Data items:

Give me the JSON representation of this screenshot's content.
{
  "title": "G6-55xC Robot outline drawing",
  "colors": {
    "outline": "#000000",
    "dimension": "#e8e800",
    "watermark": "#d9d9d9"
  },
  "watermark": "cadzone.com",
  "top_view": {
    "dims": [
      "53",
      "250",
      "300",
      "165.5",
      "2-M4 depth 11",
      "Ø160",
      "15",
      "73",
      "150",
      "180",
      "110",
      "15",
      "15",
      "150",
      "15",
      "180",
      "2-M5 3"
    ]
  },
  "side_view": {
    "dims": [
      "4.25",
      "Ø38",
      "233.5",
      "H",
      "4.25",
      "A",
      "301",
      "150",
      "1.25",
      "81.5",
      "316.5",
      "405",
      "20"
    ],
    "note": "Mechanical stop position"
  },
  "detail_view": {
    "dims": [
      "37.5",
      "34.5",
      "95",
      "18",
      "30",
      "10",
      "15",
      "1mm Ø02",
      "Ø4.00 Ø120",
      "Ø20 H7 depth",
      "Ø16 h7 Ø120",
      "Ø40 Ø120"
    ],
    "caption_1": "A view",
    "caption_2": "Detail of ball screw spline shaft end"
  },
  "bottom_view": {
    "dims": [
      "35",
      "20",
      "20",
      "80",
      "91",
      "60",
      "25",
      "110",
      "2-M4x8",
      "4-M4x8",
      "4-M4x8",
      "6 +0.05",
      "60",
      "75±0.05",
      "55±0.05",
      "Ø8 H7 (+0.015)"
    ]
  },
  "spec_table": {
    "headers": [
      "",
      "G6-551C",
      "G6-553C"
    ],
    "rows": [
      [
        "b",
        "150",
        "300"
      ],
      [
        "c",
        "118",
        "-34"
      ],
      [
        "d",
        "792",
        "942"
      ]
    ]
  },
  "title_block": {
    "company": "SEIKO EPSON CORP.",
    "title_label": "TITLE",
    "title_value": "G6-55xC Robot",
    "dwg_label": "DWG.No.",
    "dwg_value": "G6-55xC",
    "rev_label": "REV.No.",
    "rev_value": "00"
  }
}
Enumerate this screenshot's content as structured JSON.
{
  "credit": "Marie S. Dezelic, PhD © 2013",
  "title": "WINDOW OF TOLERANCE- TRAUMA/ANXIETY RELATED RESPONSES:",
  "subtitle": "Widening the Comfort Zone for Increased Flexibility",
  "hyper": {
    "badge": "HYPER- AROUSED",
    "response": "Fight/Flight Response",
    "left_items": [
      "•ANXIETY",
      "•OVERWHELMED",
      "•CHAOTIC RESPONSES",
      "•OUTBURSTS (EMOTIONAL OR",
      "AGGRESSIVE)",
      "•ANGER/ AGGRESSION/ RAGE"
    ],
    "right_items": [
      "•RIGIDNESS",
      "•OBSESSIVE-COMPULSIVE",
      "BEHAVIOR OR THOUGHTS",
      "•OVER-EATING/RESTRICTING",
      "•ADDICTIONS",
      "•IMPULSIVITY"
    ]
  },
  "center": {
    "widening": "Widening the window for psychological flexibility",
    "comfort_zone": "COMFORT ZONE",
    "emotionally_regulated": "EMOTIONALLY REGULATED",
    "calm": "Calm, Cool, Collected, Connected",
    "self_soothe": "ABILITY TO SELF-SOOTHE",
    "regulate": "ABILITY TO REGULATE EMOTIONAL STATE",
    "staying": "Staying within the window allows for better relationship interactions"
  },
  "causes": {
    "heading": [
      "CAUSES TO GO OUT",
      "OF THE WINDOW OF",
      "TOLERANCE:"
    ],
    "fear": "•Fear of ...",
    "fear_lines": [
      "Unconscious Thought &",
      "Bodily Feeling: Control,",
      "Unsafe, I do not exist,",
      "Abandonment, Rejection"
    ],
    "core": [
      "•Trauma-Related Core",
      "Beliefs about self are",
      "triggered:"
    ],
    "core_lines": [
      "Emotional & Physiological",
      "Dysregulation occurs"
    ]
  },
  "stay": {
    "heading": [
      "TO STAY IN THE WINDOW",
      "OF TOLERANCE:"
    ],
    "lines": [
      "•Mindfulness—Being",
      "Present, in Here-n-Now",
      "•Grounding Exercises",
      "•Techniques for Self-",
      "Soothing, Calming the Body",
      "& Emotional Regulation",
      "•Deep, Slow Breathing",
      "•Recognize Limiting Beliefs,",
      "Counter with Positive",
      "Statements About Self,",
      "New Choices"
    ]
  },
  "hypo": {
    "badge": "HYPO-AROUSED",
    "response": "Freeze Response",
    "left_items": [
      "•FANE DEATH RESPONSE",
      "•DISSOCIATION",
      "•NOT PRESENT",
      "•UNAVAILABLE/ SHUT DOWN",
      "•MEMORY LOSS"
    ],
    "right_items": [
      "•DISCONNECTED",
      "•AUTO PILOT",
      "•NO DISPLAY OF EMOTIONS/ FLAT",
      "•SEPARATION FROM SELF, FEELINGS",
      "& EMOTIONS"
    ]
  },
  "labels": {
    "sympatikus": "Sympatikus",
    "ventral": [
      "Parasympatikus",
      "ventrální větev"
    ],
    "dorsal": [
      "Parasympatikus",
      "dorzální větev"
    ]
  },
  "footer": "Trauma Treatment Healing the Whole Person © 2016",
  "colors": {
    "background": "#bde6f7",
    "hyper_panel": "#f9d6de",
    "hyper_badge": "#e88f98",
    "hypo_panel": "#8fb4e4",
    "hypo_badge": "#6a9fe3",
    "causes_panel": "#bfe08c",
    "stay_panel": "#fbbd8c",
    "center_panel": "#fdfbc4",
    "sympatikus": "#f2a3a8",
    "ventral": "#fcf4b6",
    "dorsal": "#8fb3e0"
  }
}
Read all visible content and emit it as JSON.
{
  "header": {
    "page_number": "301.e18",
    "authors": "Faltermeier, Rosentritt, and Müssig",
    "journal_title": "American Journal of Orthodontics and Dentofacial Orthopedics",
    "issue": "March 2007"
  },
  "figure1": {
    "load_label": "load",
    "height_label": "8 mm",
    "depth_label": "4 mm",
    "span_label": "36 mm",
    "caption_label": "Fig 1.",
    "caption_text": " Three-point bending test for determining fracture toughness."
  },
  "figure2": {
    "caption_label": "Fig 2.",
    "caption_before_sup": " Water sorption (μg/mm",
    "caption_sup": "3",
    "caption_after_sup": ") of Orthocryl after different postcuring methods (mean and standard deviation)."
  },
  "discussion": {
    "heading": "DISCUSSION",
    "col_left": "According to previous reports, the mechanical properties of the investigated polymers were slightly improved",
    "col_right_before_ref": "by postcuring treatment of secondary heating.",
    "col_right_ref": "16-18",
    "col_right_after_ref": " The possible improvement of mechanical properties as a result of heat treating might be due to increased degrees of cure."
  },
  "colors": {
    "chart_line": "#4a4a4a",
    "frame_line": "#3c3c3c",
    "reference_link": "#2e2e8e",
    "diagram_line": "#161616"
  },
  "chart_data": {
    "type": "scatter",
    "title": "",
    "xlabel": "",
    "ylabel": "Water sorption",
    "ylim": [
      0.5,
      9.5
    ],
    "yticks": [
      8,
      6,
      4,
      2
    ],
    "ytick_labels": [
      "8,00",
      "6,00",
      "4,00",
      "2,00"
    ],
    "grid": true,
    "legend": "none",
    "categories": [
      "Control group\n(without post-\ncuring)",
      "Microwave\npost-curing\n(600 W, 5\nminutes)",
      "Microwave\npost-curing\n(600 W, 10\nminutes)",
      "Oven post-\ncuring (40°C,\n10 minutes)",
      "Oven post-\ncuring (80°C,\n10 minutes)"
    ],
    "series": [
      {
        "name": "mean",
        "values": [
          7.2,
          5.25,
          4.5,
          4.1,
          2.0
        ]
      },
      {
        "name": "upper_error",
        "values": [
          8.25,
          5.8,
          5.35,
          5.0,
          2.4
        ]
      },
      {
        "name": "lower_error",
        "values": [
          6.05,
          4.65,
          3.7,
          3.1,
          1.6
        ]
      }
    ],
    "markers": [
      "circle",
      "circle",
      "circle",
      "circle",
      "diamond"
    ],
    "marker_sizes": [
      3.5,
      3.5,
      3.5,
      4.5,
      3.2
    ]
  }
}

Written problem — Write down only the number of lines that contain the string "Control" in the listing.

The answer — 2